- **Exercise aim**
Please output every line of the material as it stands, without the pictures.
───── Dataset excerpts ─────
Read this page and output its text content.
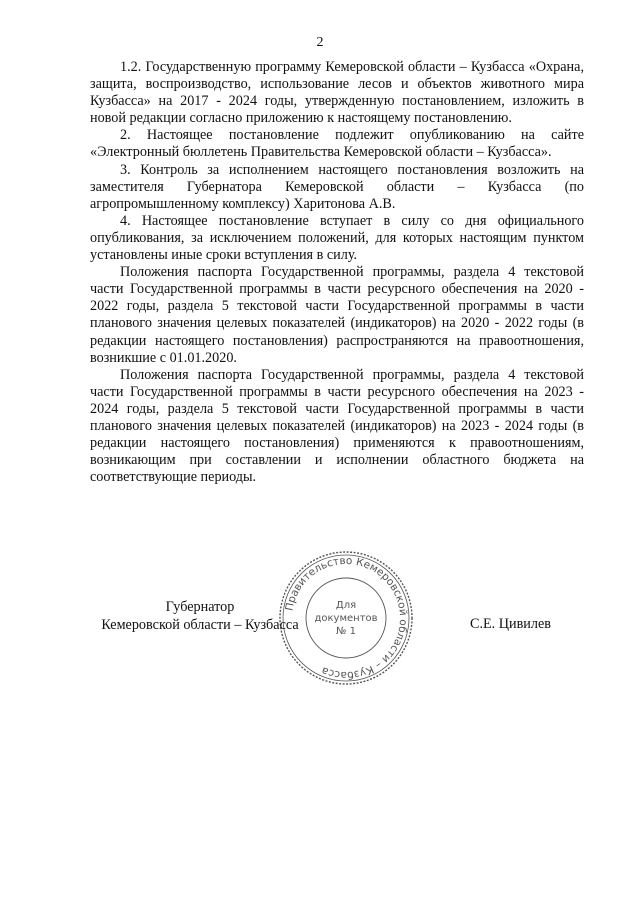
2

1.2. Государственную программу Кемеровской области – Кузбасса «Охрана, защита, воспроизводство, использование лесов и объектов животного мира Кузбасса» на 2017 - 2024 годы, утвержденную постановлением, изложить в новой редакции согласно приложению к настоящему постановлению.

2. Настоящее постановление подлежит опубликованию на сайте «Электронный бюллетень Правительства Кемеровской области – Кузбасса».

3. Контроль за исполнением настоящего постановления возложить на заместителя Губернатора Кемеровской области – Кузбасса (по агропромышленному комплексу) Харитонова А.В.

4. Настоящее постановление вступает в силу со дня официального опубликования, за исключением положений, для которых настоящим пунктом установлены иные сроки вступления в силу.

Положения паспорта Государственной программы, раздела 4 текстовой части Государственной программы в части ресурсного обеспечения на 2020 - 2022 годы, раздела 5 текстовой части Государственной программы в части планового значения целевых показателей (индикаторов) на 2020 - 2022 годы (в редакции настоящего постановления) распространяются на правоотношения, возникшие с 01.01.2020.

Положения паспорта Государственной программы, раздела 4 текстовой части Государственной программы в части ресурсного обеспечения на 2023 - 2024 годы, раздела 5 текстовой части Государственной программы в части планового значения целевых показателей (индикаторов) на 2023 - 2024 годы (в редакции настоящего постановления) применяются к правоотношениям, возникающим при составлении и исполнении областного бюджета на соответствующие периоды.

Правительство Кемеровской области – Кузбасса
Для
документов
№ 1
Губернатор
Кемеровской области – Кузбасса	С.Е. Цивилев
─────
- **The result**
Read this page and output its text content.
2

1.2. Государственную программу Кемеровской области – Кузбасса «Охрана, защита, воспроизводство, использование лесов и объектов животного мира Кузбасса» на 2017 - 2024 годы, утвержденную постановлением, изложить в новой редакции согласно приложению к настоящему постановлению.

2. Настоящее постановление подлежит опубликованию на сайте «Электронный бюллетень Правительства Кемеровской области – Кузбасса».

3. Контроль за исполнением настоящего постановления возложить на заместителя Губернатора Кемеровской области – Кузбасса (по агропромышленному комплексу) Харитонова А.В.

4. Настоящее постановление вступает в силу со дня официального опубликования, за исключением положений, для которых настоящим пунктом установлены иные сроки вступления в силу.

Положения паспорта Государственной программы, раздела 4 текстовой части Государственной программы в части ресурсного обеспечения на 2020 - 2022 годы, раздела 5 текстовой части Государственной программы в части планового значения целевых показателей (индикаторов) на 2020 - 2022 годы (в редакции настоящего постановления) распространяются на правоотношения, возникшие с 01.01.2020.

Положения паспорта Государственной программы, раздела 4 текстовой части Государственной программы в части ресурсного обеспечения на 2023 - 2024 годы, раздела 5 текстовой части Государственной программы в части планового значения целевых показателей (индикаторов) на 2023 - 2024 годы (в редакции настоящего постановления) применяются к правоотношениям, возникающим при составлении и исполнении областного бюджета на соответствующие периоды.

Правительство Кемеровской области – Кузбасса
Для
документов
№ 1
Губернатор
Кемеровской области – Кузбасса	С.Е. Цивилев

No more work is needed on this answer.